TASK REQUIREMENTS:
Note each line of the listing that contains the string "Migration", and copy it.

^^^^^^^^^^^^^^^^

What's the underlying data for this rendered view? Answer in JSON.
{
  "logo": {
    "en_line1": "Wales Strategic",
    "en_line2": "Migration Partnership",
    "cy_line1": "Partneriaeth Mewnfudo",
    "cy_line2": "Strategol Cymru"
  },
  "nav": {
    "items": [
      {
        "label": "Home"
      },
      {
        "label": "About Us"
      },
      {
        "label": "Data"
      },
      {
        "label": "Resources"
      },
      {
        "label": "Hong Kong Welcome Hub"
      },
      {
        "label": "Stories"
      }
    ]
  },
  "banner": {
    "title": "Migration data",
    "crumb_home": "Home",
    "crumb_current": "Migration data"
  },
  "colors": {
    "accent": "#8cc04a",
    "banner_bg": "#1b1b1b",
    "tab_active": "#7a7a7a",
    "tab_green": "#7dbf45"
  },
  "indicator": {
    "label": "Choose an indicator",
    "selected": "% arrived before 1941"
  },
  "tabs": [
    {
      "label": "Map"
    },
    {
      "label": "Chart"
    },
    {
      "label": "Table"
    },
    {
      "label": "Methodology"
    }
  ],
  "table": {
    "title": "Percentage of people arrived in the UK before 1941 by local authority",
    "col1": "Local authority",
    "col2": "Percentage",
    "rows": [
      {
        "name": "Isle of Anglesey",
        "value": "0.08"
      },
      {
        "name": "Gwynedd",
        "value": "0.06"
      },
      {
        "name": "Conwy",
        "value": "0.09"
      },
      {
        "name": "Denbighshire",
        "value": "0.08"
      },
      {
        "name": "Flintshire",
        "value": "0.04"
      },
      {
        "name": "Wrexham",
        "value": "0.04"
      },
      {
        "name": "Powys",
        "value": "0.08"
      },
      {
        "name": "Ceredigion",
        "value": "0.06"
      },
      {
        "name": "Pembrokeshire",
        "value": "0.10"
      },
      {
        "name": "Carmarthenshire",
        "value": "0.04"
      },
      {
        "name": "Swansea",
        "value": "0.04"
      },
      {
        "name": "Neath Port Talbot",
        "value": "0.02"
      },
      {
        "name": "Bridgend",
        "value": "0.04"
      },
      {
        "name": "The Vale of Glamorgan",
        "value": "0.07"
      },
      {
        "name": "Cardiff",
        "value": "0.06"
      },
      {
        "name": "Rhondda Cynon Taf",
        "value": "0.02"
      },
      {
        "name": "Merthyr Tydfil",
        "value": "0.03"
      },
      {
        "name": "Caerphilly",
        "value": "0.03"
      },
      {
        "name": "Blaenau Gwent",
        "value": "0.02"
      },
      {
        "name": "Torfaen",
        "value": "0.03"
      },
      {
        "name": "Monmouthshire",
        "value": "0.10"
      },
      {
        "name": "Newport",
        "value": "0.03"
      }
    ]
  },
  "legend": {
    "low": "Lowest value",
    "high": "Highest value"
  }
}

^^^^^^^^^^^^^^^^

FINAL RESULT:
    "en_line2": "Migration Partnership",
    "title": "Migration data",
    "crumb_current": "Migration data"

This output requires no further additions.